→ Task brief: Transcribe the material exactly. Images do not belong in the copy.

++++

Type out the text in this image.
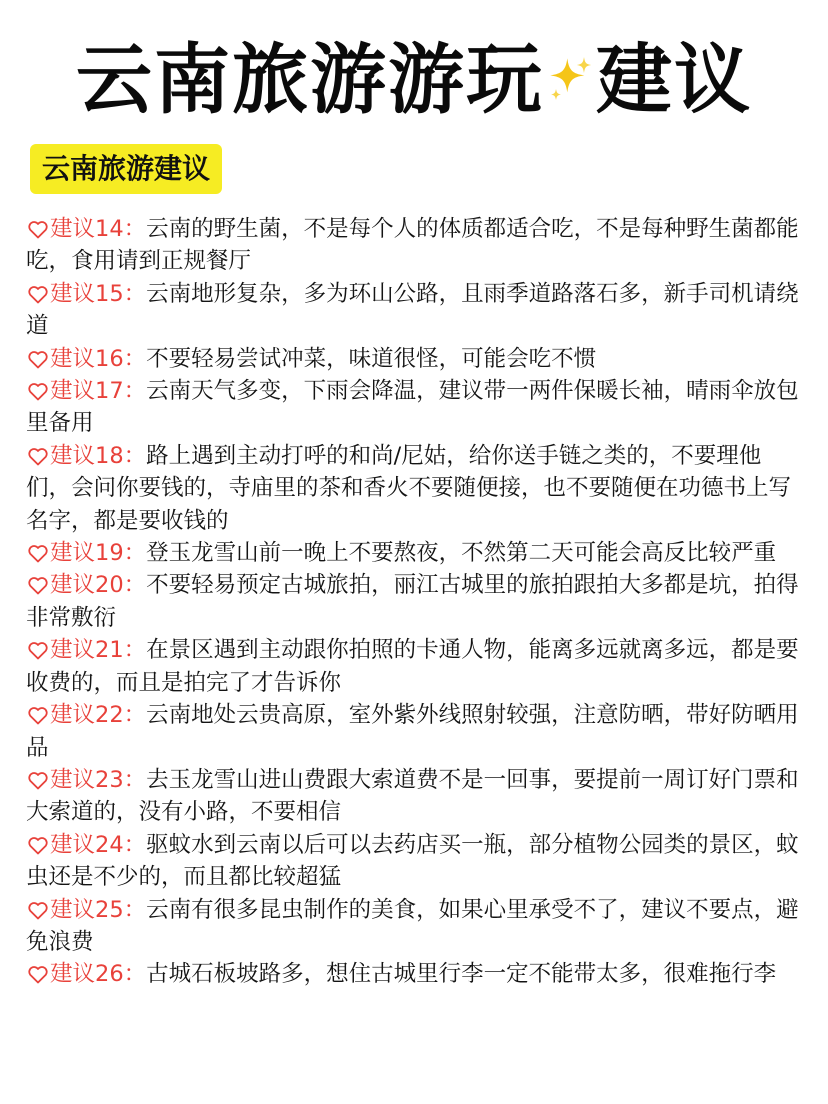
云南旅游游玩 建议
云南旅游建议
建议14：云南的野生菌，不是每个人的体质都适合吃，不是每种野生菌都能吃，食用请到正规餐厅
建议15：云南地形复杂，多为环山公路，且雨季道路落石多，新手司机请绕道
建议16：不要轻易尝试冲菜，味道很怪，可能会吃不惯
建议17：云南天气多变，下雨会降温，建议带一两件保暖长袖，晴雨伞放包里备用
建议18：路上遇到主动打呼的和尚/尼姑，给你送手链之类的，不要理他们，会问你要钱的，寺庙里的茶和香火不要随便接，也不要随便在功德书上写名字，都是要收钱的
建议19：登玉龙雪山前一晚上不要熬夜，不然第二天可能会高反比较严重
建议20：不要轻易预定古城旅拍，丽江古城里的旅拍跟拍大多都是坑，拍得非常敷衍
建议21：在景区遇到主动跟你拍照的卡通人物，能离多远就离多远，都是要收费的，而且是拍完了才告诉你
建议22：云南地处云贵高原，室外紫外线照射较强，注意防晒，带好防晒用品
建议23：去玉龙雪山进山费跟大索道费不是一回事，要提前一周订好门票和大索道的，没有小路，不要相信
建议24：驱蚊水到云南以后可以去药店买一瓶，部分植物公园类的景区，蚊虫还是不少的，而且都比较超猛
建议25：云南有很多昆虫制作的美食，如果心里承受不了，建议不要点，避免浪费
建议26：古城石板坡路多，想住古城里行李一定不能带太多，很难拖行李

++++

→ Solution for this exercise:
Type out the text in this image.
云南旅游游玩 建议
云南旅游建议
建议14：云南的野生菌，不是每个人的体质都适合吃，不是每种野生菌都能吃，食用请到正规餐厅
建议15：云南地形复杂，多为环山公路，且雨季道路落石多，新手司机请绕道
建议16：不要轻易尝试冲菜，味道很怪，可能会吃不惯
建议17：云南天气多变，下雨会降温，建议带一两件保暖长袖，晴雨伞放包里备用
建议18：路上遇到主动打呼的和尚/尼姑，给你送手链之类的，不要理他们，会问你要钱的，寺庙里的茶和香火不要随便接，也不要随便在功德书上写名字，都是要收钱的
建议19：登玉龙雪山前一晚上不要熬夜，不然第二天可能会高反比较严重
建议20：不要轻易预定古城旅拍，丽江古城里的旅拍跟拍大多都是坑，拍得非常敷衍
建议21：在景区遇到主动跟你拍照的卡通人物，能离多远就离多远，都是要收费的，而且是拍完了才告诉你
建议22：云南地处云贵高原，室外紫外线照射较强，注意防晒，带好防晒用品
建议23：去玉龙雪山进山费跟大索道费不是一回事，要提前一周订好门票和大索道的，没有小路，不要相信
建议24：驱蚊水到云南以后可以去药店买一瓶，部分植物公园类的景区，蚊虫还是不少的，而且都比较超猛
建议25：云南有很多昆虫制作的美食，如果心里承受不了，建议不要点，避免浪费
建议26：古城石板坡路多，想住古城里行李一定不能带太多，很难拖行李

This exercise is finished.